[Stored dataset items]
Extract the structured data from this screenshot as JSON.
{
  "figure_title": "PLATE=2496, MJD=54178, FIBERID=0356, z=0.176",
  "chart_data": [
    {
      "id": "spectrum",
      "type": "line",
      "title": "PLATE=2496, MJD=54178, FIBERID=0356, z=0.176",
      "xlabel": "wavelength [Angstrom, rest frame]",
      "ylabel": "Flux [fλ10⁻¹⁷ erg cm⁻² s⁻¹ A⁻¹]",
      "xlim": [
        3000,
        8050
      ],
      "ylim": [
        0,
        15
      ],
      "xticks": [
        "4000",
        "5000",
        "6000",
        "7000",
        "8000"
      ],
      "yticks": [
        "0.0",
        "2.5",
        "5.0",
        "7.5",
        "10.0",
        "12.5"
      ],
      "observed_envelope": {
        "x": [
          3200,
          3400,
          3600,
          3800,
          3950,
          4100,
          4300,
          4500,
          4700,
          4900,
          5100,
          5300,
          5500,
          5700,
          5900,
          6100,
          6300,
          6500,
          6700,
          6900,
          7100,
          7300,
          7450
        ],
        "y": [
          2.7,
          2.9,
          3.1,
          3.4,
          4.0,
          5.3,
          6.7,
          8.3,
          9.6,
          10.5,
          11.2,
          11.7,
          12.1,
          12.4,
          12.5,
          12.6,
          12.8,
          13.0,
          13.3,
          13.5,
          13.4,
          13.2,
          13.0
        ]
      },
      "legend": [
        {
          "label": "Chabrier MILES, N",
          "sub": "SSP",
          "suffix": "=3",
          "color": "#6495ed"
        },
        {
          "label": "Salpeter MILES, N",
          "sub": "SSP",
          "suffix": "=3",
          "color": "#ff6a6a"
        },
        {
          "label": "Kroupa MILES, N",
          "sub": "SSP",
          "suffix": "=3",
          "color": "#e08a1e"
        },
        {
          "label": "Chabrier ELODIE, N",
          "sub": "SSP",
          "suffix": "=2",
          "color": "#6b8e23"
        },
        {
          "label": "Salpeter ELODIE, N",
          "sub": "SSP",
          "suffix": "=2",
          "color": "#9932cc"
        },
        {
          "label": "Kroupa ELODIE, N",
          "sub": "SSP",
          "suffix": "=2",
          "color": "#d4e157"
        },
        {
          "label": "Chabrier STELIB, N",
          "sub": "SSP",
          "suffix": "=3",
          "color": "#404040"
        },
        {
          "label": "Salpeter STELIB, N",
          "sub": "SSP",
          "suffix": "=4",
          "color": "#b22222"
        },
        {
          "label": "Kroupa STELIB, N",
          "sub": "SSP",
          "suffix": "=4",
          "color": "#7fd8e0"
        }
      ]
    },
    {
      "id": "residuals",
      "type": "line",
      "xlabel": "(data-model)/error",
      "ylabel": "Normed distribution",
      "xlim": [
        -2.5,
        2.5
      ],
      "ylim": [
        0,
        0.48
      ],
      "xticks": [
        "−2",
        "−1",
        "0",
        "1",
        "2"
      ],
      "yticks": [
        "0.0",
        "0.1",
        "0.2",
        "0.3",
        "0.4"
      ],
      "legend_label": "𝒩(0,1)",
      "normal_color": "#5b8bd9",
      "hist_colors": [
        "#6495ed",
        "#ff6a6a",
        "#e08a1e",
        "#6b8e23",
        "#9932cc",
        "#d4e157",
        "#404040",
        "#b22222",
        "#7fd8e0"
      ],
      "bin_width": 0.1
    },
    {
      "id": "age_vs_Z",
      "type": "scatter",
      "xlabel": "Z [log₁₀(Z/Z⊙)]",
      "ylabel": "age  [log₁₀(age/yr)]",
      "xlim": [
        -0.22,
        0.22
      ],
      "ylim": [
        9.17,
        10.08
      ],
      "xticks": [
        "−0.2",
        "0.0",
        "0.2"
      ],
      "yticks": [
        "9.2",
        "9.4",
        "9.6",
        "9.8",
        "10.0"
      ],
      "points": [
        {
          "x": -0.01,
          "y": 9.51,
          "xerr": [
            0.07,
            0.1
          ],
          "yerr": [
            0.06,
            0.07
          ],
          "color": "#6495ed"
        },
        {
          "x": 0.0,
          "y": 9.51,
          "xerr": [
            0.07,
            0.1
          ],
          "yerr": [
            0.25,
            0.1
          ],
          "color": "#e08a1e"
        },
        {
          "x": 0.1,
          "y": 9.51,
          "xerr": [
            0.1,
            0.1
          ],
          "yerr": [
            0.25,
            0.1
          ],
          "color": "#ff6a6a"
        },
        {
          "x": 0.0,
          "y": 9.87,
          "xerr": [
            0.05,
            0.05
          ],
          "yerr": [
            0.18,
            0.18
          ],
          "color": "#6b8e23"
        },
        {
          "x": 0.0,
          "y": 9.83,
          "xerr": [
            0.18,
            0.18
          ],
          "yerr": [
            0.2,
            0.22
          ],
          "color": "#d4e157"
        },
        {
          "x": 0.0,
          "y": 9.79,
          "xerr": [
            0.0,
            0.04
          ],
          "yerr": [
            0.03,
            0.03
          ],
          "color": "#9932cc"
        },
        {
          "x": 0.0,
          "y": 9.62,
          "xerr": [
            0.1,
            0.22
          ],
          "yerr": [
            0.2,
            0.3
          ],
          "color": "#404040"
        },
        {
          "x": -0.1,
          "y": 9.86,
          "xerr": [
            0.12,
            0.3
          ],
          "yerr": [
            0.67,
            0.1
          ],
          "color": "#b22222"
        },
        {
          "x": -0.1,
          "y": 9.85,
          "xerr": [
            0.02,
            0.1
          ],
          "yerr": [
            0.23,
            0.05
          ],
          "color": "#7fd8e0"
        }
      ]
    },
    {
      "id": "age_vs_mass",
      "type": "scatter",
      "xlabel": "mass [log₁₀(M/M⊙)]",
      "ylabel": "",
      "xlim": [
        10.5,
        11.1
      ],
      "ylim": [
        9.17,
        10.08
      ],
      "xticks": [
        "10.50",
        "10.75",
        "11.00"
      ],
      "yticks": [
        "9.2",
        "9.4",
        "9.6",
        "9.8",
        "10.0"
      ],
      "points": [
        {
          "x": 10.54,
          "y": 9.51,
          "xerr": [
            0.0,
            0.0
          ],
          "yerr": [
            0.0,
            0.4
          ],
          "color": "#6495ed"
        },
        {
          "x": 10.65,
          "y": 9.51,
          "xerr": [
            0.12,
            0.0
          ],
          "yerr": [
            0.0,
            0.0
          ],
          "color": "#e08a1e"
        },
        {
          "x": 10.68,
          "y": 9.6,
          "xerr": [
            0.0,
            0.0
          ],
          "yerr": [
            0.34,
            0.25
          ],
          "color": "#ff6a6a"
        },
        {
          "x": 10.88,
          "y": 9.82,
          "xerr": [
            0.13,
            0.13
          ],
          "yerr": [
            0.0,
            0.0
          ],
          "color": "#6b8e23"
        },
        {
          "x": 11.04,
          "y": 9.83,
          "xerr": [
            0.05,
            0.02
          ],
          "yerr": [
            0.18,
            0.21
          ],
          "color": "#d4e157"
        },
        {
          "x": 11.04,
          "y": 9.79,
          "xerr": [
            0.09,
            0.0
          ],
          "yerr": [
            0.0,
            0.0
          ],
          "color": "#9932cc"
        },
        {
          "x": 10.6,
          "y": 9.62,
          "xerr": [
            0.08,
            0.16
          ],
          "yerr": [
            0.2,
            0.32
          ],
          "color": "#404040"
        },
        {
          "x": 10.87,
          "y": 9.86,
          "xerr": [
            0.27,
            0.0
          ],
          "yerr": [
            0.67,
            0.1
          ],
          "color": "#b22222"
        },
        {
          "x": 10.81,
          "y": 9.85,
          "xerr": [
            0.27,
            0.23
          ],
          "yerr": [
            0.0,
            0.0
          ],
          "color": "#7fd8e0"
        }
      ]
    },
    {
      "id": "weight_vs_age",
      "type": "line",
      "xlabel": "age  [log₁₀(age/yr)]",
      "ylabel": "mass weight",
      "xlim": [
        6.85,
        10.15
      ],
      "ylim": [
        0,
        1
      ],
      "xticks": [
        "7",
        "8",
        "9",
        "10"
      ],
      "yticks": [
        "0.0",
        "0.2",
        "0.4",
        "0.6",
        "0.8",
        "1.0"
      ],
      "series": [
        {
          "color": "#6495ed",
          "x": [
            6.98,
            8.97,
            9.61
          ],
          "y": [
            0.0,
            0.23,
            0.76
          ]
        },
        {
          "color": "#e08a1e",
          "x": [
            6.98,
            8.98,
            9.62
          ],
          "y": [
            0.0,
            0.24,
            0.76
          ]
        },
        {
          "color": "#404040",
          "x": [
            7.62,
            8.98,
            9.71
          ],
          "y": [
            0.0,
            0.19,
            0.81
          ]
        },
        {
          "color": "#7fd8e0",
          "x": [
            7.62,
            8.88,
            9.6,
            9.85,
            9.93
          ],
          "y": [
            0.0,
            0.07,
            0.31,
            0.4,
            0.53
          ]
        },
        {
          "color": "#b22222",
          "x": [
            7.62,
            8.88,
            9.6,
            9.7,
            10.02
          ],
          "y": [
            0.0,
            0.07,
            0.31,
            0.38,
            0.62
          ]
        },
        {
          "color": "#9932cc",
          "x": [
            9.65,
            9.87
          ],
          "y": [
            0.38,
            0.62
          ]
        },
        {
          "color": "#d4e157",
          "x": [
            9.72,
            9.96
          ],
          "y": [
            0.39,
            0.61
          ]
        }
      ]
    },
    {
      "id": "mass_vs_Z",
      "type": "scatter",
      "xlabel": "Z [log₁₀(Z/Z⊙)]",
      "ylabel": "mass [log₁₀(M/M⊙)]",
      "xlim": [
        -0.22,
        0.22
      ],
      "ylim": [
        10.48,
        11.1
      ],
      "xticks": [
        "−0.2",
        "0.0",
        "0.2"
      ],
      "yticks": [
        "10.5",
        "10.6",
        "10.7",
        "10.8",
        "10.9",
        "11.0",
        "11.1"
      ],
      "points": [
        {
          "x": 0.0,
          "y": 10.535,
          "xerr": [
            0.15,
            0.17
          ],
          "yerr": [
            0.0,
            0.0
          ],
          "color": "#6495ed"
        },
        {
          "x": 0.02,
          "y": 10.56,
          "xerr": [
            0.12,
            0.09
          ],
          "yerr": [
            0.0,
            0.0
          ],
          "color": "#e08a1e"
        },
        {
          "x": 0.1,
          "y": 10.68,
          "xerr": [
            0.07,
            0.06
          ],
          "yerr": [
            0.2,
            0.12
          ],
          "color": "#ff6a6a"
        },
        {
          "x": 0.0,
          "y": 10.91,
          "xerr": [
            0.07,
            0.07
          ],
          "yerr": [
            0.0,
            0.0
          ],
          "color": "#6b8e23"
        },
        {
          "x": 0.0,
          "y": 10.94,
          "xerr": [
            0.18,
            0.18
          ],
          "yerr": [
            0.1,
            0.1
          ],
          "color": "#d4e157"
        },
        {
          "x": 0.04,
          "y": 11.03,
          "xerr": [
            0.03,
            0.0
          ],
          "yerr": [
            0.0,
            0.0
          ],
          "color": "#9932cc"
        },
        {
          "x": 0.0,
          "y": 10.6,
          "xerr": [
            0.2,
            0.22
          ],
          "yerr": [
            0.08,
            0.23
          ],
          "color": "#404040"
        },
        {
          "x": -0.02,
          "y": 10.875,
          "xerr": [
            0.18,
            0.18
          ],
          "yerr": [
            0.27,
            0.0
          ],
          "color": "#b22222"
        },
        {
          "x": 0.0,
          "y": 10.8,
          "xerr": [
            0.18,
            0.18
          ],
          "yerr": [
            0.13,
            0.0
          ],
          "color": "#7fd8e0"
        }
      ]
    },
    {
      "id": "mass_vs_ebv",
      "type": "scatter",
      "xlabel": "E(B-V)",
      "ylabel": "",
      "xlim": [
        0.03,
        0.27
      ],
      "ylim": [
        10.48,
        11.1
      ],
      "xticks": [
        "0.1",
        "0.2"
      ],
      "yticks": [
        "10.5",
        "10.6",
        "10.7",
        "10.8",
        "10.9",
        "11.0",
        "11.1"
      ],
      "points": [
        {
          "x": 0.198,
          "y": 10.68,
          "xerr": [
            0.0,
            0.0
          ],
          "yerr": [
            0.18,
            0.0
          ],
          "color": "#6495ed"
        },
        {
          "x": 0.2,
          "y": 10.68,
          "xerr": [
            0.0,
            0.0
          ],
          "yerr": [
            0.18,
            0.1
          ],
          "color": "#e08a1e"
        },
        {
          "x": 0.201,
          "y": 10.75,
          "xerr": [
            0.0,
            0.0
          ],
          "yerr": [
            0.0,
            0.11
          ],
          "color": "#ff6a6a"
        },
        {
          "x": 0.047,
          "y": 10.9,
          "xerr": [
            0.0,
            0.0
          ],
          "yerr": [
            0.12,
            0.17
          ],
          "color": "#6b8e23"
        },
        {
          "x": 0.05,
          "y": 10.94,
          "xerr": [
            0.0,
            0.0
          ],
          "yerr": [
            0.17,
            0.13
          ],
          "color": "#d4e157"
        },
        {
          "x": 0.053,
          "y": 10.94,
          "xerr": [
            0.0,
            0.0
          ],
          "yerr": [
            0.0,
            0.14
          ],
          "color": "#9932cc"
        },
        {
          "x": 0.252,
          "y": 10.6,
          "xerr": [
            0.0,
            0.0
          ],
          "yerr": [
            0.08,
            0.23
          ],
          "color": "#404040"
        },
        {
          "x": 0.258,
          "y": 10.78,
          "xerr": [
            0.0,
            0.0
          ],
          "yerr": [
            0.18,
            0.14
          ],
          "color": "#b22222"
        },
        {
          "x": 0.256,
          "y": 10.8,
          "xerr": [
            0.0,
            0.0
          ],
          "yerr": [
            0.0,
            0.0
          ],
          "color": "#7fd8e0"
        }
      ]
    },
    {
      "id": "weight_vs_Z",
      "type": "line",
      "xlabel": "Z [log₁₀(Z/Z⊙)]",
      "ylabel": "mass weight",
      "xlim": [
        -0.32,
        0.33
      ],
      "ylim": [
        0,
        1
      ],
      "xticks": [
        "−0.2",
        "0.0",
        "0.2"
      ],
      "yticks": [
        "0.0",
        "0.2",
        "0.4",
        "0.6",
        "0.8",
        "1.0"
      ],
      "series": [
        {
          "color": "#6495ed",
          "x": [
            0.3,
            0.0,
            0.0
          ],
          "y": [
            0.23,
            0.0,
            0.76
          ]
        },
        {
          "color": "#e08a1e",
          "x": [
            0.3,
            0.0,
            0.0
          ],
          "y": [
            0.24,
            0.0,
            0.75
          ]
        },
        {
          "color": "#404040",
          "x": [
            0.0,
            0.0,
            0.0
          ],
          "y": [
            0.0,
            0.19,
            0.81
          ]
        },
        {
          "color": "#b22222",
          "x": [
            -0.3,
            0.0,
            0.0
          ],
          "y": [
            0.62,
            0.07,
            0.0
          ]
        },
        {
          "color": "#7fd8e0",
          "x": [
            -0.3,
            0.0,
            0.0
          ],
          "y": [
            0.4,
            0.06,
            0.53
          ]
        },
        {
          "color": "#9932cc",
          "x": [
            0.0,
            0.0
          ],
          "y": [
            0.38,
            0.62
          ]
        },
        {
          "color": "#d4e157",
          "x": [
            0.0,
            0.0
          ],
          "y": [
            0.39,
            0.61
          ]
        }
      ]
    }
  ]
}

(Your goal)
Every line holding "ELODIE" should be copied out.

(Response to the task)
          "label": "Chabrier ELODIE, N",
          "label": "Salpeter ELODIE, N",
          "label": "Kroupa ELODIE, N",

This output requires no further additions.